Using the listing beneath this task, count the lines with the word "JSON" and write only the result.

# START OF Records shown

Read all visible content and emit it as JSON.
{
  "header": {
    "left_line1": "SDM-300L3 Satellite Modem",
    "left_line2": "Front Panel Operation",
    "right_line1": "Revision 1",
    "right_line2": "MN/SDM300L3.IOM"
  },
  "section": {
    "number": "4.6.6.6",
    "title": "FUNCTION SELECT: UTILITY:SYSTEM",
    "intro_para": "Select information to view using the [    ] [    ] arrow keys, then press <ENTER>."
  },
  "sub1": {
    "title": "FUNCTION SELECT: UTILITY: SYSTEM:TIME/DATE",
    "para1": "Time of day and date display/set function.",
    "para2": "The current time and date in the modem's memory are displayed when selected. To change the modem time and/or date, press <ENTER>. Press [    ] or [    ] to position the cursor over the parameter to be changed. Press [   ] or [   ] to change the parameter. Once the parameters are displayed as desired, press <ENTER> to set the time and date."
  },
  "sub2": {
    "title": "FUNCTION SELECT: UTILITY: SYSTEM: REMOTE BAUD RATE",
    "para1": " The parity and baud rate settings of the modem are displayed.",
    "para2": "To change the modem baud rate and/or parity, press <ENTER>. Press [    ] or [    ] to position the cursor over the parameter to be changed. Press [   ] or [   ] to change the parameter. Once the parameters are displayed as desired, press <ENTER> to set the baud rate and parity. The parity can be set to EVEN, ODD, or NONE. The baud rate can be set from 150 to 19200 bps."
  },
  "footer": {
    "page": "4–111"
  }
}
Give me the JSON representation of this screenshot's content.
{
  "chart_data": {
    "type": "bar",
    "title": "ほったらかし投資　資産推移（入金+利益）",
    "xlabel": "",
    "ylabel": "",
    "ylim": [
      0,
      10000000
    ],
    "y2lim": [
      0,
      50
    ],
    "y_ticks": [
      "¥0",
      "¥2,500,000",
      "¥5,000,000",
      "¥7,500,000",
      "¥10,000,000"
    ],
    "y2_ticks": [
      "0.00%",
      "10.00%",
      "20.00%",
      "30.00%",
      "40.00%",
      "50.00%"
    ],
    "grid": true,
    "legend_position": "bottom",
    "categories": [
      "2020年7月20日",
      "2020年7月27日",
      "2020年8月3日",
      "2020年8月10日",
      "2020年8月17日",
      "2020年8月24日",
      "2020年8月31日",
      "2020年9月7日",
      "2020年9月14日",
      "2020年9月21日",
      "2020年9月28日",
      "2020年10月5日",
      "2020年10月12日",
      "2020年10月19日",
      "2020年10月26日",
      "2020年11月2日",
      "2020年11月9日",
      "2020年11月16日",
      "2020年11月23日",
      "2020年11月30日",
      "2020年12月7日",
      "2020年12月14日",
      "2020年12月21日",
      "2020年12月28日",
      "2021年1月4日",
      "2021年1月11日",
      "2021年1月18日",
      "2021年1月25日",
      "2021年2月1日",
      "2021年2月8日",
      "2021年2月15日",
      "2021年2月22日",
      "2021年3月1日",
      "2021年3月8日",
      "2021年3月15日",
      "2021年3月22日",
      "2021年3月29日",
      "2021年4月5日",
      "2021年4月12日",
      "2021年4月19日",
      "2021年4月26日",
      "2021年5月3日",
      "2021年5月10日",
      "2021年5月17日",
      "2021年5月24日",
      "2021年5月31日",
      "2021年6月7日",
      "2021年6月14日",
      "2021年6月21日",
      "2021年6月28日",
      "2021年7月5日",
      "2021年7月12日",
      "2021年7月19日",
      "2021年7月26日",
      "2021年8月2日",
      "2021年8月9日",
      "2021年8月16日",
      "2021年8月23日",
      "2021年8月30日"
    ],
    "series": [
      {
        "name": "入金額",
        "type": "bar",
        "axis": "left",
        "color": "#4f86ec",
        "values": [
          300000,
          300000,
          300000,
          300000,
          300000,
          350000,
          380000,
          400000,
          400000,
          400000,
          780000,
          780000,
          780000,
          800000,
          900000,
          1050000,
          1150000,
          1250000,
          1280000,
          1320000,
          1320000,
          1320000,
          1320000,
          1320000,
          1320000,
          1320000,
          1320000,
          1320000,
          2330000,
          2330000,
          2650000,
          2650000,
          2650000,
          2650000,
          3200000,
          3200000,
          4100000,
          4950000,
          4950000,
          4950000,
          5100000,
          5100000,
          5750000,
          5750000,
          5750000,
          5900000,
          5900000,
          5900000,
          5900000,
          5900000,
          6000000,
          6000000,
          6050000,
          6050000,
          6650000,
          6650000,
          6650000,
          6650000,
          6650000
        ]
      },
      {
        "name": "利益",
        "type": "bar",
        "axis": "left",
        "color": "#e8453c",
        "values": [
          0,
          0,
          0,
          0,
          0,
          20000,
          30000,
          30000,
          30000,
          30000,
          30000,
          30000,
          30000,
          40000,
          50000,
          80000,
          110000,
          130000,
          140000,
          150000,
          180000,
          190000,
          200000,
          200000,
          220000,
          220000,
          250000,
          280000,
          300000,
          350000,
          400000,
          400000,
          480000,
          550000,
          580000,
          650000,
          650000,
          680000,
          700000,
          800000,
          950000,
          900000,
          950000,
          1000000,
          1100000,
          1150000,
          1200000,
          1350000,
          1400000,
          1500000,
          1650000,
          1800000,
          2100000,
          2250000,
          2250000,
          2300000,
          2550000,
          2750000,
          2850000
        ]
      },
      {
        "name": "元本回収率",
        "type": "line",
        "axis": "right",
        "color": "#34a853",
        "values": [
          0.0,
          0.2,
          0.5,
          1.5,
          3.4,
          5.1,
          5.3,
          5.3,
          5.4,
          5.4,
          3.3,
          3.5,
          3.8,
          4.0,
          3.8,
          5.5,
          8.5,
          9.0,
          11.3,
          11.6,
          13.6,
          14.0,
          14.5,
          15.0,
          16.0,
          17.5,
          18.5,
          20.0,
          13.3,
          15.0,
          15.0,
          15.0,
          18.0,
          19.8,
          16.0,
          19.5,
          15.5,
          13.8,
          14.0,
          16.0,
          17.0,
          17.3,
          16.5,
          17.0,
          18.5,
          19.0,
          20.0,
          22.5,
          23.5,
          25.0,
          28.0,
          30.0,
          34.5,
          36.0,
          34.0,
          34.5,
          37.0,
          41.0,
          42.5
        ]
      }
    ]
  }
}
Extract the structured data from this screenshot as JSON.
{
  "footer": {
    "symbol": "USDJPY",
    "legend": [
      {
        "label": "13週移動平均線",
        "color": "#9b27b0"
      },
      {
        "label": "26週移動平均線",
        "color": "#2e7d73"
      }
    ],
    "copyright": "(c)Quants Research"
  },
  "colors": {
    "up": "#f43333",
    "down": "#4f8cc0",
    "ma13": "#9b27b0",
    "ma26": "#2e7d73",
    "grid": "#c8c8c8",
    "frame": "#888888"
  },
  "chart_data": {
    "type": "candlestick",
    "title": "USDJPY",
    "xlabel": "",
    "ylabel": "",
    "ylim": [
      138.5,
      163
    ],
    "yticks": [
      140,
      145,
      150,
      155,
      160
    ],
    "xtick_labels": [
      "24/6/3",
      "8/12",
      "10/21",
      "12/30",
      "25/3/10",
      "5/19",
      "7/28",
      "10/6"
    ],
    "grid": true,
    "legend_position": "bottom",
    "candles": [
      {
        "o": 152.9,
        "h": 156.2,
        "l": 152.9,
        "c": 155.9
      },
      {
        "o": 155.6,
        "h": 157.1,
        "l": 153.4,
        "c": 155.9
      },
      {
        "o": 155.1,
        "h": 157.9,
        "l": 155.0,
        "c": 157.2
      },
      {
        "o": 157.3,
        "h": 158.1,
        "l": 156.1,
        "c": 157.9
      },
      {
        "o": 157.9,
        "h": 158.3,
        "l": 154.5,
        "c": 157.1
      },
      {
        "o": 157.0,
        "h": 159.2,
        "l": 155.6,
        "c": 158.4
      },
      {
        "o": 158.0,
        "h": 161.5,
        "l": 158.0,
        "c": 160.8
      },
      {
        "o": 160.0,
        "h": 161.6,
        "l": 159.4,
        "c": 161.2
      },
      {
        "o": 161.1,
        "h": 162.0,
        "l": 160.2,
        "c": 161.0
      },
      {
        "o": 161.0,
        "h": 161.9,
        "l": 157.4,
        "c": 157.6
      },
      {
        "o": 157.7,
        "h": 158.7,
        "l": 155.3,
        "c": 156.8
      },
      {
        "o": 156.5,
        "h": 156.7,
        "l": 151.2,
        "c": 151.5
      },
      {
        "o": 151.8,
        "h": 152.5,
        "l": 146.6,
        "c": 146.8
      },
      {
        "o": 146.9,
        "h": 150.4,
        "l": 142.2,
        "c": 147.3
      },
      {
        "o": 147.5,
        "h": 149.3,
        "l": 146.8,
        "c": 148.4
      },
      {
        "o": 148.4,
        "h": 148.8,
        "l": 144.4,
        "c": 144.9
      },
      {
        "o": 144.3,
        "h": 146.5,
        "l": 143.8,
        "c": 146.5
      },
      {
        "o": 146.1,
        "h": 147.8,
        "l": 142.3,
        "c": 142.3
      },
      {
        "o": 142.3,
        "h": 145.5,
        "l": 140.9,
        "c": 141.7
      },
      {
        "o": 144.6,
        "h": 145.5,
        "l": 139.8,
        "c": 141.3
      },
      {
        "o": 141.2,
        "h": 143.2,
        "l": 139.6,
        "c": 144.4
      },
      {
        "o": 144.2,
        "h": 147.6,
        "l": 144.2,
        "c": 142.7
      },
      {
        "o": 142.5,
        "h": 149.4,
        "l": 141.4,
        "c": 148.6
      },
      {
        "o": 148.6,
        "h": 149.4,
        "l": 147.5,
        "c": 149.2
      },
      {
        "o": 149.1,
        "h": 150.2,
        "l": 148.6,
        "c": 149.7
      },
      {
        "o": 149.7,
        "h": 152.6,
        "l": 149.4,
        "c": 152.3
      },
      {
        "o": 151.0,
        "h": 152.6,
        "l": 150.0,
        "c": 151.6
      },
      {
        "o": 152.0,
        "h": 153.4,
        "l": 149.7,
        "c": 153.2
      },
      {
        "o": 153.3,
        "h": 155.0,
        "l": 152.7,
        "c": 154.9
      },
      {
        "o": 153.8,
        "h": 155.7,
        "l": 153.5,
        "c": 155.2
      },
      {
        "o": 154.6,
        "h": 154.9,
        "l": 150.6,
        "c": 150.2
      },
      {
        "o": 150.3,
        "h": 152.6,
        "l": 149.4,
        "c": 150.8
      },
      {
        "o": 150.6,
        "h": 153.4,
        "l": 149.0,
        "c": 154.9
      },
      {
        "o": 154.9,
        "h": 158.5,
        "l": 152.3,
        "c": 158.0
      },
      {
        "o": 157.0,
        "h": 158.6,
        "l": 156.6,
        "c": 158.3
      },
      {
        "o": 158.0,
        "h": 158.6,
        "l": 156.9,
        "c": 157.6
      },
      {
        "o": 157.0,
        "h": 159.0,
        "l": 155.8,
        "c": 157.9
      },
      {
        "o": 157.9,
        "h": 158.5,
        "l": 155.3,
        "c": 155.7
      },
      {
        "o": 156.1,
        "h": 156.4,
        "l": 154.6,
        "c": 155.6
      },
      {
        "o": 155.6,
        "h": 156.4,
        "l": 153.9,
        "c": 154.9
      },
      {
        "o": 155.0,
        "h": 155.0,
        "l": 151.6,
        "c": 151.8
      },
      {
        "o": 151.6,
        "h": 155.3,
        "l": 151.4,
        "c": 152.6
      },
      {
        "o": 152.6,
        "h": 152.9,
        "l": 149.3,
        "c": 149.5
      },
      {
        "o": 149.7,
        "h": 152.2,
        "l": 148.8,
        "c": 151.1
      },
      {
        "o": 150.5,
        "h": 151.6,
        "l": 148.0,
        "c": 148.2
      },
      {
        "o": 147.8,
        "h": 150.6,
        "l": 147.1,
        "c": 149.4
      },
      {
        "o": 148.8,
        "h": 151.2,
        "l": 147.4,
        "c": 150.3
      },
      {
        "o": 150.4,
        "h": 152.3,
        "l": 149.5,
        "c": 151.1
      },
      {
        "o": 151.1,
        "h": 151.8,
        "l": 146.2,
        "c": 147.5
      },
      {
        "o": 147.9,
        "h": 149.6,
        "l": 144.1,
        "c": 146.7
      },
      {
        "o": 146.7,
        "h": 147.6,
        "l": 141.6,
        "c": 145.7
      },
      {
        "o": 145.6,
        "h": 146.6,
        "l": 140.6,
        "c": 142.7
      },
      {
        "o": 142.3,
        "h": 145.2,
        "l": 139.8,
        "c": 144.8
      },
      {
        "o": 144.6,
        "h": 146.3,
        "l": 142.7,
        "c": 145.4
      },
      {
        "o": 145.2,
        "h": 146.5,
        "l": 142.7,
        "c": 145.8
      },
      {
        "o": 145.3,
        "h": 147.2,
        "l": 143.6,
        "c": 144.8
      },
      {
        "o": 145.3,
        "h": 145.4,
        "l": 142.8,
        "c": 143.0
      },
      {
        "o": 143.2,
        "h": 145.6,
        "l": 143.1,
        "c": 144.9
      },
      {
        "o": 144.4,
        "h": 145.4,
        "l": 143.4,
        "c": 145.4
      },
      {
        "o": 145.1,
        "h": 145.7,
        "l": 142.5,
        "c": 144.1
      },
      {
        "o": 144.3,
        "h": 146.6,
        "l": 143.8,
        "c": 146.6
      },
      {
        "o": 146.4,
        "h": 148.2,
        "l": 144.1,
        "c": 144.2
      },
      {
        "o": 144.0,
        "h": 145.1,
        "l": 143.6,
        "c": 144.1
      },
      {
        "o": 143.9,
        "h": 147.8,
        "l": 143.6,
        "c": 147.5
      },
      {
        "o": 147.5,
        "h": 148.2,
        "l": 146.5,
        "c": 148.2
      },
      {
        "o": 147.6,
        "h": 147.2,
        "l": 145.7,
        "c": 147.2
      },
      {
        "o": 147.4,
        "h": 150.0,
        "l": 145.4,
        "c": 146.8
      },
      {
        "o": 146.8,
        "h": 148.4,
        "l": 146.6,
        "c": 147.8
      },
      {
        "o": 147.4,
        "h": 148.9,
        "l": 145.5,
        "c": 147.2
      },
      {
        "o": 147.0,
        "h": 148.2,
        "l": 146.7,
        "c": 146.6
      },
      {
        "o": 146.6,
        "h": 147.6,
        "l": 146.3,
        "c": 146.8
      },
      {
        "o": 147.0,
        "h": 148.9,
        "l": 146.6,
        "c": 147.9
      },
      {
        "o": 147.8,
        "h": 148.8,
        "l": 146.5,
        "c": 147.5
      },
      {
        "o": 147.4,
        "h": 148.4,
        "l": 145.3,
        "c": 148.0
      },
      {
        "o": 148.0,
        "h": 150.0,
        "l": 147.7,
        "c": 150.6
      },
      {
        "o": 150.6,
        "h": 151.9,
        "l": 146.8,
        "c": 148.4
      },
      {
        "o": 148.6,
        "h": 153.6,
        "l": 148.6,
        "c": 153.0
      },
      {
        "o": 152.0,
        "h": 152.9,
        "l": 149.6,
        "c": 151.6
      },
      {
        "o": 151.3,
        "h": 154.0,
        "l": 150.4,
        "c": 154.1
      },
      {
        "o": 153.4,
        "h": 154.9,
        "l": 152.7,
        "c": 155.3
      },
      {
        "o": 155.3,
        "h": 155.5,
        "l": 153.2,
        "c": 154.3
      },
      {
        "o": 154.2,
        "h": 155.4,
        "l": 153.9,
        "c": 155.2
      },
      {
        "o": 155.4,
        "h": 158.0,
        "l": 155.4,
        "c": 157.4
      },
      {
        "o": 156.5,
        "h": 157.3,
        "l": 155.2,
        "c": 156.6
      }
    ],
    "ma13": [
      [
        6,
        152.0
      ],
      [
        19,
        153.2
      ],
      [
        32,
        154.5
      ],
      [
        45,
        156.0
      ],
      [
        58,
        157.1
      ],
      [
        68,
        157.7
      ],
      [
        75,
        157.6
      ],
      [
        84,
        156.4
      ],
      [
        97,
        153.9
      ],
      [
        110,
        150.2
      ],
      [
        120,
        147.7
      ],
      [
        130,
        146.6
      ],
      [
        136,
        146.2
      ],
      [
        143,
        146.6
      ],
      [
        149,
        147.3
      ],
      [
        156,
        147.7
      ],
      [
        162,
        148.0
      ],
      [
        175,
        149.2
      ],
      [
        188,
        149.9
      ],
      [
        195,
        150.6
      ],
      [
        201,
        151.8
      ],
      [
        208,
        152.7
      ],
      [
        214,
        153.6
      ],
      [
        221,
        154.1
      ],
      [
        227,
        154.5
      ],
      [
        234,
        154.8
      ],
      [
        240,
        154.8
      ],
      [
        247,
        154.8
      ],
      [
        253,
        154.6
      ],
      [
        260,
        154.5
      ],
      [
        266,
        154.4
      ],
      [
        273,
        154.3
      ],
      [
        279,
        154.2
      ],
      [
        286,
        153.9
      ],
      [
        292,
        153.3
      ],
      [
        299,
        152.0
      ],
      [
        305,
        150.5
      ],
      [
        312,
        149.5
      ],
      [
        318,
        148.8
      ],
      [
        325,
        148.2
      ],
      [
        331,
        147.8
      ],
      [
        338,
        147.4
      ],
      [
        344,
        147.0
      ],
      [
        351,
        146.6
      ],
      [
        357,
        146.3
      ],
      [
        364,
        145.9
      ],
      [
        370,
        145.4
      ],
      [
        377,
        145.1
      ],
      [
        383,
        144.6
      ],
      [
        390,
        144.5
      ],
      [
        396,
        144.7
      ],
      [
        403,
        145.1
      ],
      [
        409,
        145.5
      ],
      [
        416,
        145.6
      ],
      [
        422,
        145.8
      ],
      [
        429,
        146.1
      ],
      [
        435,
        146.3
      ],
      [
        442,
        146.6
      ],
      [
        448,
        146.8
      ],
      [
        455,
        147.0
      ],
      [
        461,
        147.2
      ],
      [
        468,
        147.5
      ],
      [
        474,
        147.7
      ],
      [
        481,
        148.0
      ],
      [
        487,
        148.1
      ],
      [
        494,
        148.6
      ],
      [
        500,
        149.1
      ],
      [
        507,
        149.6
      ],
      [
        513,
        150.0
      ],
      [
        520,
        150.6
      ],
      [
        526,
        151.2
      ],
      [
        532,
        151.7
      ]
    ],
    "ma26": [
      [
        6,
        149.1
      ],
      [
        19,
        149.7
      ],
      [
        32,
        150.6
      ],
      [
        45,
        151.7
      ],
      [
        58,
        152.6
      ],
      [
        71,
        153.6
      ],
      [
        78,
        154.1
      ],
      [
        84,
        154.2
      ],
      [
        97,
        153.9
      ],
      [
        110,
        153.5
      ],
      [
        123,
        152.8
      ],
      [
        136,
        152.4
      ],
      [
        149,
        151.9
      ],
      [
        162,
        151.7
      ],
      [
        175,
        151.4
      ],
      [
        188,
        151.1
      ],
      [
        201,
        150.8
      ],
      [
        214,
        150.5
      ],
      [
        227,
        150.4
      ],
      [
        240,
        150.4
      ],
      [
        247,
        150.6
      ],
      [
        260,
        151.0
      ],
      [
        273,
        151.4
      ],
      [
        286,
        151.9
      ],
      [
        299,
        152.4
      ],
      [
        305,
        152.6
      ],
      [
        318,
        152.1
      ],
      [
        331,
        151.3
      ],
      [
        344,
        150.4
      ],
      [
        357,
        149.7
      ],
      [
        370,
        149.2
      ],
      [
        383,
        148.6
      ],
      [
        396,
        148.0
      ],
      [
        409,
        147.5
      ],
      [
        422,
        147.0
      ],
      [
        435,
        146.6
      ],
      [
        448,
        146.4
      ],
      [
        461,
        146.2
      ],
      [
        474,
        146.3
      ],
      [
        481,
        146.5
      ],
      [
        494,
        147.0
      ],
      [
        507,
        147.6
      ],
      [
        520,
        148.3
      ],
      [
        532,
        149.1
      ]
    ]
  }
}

# END OF Records shown

__Output for this task__.
3